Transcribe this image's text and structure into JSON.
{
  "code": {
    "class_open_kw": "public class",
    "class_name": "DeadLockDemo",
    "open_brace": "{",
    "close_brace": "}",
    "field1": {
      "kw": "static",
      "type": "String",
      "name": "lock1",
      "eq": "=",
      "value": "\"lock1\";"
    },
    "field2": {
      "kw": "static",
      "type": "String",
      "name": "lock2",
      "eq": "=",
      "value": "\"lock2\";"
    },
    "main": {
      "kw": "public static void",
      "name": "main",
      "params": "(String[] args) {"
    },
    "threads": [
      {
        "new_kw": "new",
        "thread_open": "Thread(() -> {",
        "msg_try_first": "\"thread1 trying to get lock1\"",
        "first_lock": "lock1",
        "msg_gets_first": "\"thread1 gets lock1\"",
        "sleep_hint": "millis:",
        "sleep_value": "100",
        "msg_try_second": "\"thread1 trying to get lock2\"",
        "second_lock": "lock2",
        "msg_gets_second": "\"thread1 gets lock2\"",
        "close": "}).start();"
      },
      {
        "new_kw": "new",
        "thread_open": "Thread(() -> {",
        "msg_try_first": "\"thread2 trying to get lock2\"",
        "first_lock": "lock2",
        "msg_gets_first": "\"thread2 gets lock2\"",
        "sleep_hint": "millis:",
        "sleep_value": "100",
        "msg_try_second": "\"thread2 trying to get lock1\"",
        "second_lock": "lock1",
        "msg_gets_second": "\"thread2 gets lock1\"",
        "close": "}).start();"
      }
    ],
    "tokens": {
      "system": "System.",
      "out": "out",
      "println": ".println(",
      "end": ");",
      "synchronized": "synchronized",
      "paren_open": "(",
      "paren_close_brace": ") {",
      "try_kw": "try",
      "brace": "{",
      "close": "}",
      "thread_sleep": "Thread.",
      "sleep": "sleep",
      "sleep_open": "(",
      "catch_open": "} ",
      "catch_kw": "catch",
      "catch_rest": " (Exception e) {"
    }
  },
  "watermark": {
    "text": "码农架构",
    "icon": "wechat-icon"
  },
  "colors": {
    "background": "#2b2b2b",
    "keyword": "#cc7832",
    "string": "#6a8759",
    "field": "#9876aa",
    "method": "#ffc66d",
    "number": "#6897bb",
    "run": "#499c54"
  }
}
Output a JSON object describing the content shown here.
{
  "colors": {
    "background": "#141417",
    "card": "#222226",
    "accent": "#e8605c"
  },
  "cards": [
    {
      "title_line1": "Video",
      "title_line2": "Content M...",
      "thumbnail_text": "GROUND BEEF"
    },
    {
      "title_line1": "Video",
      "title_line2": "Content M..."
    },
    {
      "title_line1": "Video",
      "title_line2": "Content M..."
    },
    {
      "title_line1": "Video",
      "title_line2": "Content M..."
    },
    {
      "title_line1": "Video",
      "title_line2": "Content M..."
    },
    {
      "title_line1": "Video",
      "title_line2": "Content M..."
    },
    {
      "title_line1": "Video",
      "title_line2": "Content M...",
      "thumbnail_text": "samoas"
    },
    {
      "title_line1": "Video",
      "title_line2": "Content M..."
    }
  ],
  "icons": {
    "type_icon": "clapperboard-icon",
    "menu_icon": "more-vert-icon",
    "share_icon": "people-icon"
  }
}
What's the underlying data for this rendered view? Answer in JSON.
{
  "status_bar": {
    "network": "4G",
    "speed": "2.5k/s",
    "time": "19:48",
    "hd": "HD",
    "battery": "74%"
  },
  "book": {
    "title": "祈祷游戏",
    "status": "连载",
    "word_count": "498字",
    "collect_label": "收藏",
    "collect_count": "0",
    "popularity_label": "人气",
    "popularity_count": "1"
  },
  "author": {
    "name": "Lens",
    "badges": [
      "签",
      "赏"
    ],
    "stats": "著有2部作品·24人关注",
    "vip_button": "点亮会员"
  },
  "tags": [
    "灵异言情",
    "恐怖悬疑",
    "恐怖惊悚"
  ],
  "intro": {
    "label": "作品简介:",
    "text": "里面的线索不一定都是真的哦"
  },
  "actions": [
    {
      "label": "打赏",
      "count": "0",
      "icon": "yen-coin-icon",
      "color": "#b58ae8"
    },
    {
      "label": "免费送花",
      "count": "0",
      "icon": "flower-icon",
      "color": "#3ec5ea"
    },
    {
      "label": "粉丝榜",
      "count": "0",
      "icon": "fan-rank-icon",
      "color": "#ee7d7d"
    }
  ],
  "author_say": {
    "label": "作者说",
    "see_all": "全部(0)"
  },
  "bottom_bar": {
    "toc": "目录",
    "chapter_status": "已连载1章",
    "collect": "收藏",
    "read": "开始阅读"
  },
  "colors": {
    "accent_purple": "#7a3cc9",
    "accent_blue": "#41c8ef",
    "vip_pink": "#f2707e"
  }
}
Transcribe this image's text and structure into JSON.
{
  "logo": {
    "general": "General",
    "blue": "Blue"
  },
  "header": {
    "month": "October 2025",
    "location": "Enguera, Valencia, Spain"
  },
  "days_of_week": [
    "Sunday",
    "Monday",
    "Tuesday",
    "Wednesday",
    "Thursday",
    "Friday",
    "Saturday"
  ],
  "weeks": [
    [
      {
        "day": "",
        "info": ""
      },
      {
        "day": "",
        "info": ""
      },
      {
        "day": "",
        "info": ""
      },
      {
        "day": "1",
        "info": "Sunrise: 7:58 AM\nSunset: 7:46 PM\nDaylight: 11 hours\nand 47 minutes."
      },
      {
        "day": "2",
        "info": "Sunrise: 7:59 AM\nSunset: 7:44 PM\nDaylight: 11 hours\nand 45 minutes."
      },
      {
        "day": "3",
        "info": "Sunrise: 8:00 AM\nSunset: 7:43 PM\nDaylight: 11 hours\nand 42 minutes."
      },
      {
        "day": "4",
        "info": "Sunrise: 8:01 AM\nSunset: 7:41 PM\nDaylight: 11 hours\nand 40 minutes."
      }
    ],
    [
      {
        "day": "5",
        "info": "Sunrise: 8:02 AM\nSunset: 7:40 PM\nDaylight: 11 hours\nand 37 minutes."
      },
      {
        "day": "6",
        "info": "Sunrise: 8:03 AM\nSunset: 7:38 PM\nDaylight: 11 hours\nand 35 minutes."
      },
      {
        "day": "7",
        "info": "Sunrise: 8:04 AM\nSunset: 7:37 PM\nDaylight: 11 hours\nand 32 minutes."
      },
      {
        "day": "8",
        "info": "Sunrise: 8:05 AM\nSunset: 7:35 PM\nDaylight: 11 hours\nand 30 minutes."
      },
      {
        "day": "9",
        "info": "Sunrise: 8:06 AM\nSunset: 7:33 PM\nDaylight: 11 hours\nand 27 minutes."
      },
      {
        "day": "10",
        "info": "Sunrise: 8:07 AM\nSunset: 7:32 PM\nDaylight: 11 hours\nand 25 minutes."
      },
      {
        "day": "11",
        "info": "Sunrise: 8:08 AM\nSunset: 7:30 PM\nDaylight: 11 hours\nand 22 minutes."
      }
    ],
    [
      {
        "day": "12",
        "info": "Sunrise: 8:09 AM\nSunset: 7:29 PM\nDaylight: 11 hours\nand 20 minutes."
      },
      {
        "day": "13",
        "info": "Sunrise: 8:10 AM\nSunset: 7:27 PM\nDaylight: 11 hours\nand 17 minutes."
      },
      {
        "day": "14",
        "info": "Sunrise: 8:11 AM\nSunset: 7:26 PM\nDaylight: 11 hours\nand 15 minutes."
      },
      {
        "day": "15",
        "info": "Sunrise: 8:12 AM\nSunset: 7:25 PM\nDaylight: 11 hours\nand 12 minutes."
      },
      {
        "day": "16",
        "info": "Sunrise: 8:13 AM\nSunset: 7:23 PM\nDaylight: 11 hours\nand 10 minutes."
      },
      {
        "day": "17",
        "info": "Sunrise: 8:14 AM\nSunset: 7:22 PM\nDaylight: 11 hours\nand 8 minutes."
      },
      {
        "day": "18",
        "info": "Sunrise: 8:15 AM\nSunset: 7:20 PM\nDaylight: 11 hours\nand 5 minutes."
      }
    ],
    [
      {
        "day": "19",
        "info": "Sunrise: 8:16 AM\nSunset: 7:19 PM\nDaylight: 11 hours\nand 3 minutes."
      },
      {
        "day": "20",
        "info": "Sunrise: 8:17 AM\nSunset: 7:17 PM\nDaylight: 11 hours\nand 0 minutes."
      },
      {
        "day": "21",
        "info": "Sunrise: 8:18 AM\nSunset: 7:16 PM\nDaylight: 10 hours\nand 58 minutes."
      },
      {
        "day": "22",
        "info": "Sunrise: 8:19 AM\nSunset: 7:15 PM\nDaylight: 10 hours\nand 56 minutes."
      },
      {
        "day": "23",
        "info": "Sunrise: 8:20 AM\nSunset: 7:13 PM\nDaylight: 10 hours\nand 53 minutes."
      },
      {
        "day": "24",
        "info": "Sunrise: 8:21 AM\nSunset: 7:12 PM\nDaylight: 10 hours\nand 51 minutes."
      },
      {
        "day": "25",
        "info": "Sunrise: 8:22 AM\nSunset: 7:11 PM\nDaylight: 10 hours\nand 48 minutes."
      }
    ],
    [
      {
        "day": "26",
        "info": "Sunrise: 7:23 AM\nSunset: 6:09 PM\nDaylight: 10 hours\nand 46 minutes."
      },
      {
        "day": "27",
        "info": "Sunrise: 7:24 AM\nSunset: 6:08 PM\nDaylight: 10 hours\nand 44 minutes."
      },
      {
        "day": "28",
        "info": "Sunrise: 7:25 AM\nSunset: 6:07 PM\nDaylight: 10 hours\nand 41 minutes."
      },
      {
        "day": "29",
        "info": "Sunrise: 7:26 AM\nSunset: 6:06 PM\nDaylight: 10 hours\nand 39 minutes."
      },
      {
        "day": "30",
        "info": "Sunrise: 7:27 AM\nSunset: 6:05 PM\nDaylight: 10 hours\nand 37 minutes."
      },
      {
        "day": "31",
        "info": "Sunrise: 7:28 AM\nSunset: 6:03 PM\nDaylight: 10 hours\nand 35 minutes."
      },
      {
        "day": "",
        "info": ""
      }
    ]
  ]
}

----

- SHORT EXERCISE -
Tell how many lines of the records above hold the string "gets". Give no other text.

- OUTPUT OF THE EXERCISE -
4